» **Part of a data file**:

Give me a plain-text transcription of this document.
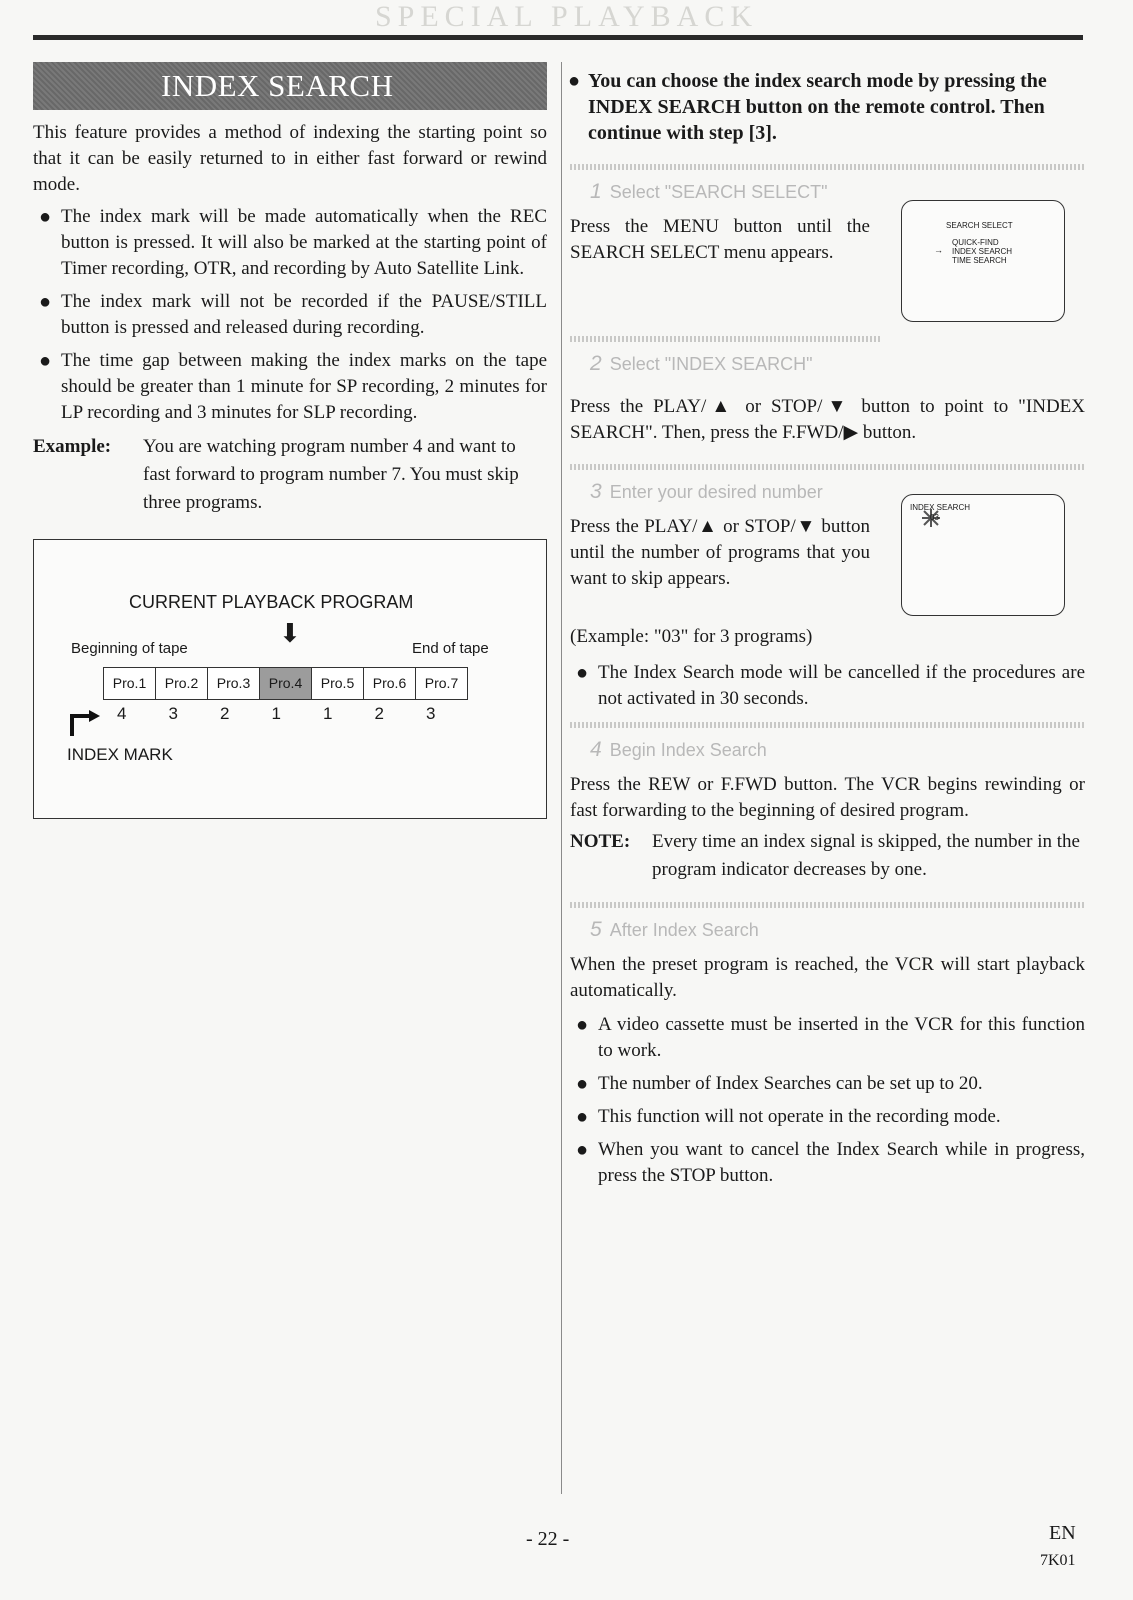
SPECIAL PLAYBACK
INDEX SEARCH

This feature provides a method of indexing the starting point so that it can be easily returned to in either fast forward or rewind mode.

● The index mark will be made automatically when the REC button is pressed. It will also be marked at the starting point of Timer recording, OTR, and recording by Auto Satellite Link.
● The index mark will not be recorded if the PAUSE/STILL button is pressed and released during recording.
● The time gap between making the index marks on the tape should be greater than 1 minute for SP recording, 2 minutes for LP recording and 3 minutes for SLP recording.
Example:	You are watching program number 4 and want to fast forward to program number 7. You must skip three programs.
CURRENT PLAYBACK PROGRAM
⬇
Beginning of tape	End of tape
Pro.1	Pro.2	Pro.3	Pro.4	Pro.5	Pro.6	Pro.7
4	3	2	1	1	2	3
INDEX MARK
● You can choose the index search mode by pressing the INDEX SEARCH button on the remote control. Then continue with step [3].
1 Select "SEARCH SELECT"
Press the MENU button until the SEARCH SELECT menu appears.
SEARCH SELECT
QUICK-FIND
→ INDEX SEARCH
TIME SEARCH
2 Select "INDEX SEARCH"
Press the PLAY/▲ or STOP/▼ button to point to "INDEX SEARCH". Then, press the F.FWD/▶ button.
3 Enter your desired number
Press the PLAY/▲ or STOP/▼ button until the number of programs that you want to skip appears.
INDEX SEARCH
03
(Example: "03" for 3 programs)
● The Index Search mode will be cancelled if the procedures are not activated in 30 seconds.
4 Begin Index Search
Press the REW or F.FWD button. The VCR begins rewinding or fast forwarding to the beginning of desired program.
NOTE:	Every time an index signal is skipped, the number in the program indicator decreases by one.
5 After Index Search
When the preset program is reached, the VCR will start playback automatically.
● A video cassette must be inserted in the VCR for this function to work.
● The number of Index Searches can be set up to 20.
● This function will not operate in the recording mode.
● When you want to cancel the Index Search while in progress, press the STOP button.
- 22 -	EN
7K01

» **STATED PROBLEM**:
Copy out the listing exactly as it stands, but not the pictures.

» **OUTPUT**:
Give me a plain-text transcription of this document.
SPECIAL PLAYBACK
INDEX SEARCH

This feature provides a method of indexing the starting point so that it can be easily returned to in either fast forward or rewind mode.

● The index mark will be made automatically when the REC button is pressed. It will also be marked at the starting point of Timer recording, OTR, and recording by Auto Satellite Link.
● The index mark will not be recorded if the PAUSE/STILL button is pressed and released during recording.
● The time gap between making the index marks on the tape should be greater than 1 minute for SP recording, 2 minutes for LP recording and 3 minutes for SLP recording.
Example:	You are watching program number 4 and want to fast forward to program number 7. You must skip three programs.
CURRENT PLAYBACK PROGRAM
⬇
Beginning of tape	End of tape
Pro.1	Pro.2	Pro.3	Pro.4	Pro.5	Pro.6	Pro.7
4	3	2	1	1	2	3
INDEX MARK
● You can choose the index search mode by pressing the INDEX SEARCH button on the remote control. Then continue with step [3].
1 Select "SEARCH SELECT"
Press the MENU button until the SEARCH SELECT menu appears.
SEARCH SELECT
QUICK-FIND
→ INDEX SEARCH
TIME SEARCH
2 Select "INDEX SEARCH"
Press the PLAY/▲ or STOP/▼ button to point to "INDEX SEARCH". Then, press the F.FWD/▶ button.
3 Enter your desired number
Press the PLAY/▲ or STOP/▼ button until the number of programs that you want to skip appears.
INDEX SEARCH
03
(Example: "03" for 3 programs)
● The Index Search mode will be cancelled if the procedures are not activated in 30 seconds.
4 Begin Index Search
Press the REW or F.FWD button. The VCR begins rewinding or fast forwarding to the beginning of desired program.
NOTE:	Every time an index signal is skipped, the number in the program indicator decreases by one.
5 After Index Search
When the preset program is reached, the VCR will start playback automatically.
● A video cassette must be inserted in the VCR for this function to work.
● The number of Index Searches can be set up to 20.
● This function will not operate in the recording mode.
● When you want to cancel the Index Search while in progress, press the STOP button.
- 22 -	EN
7K01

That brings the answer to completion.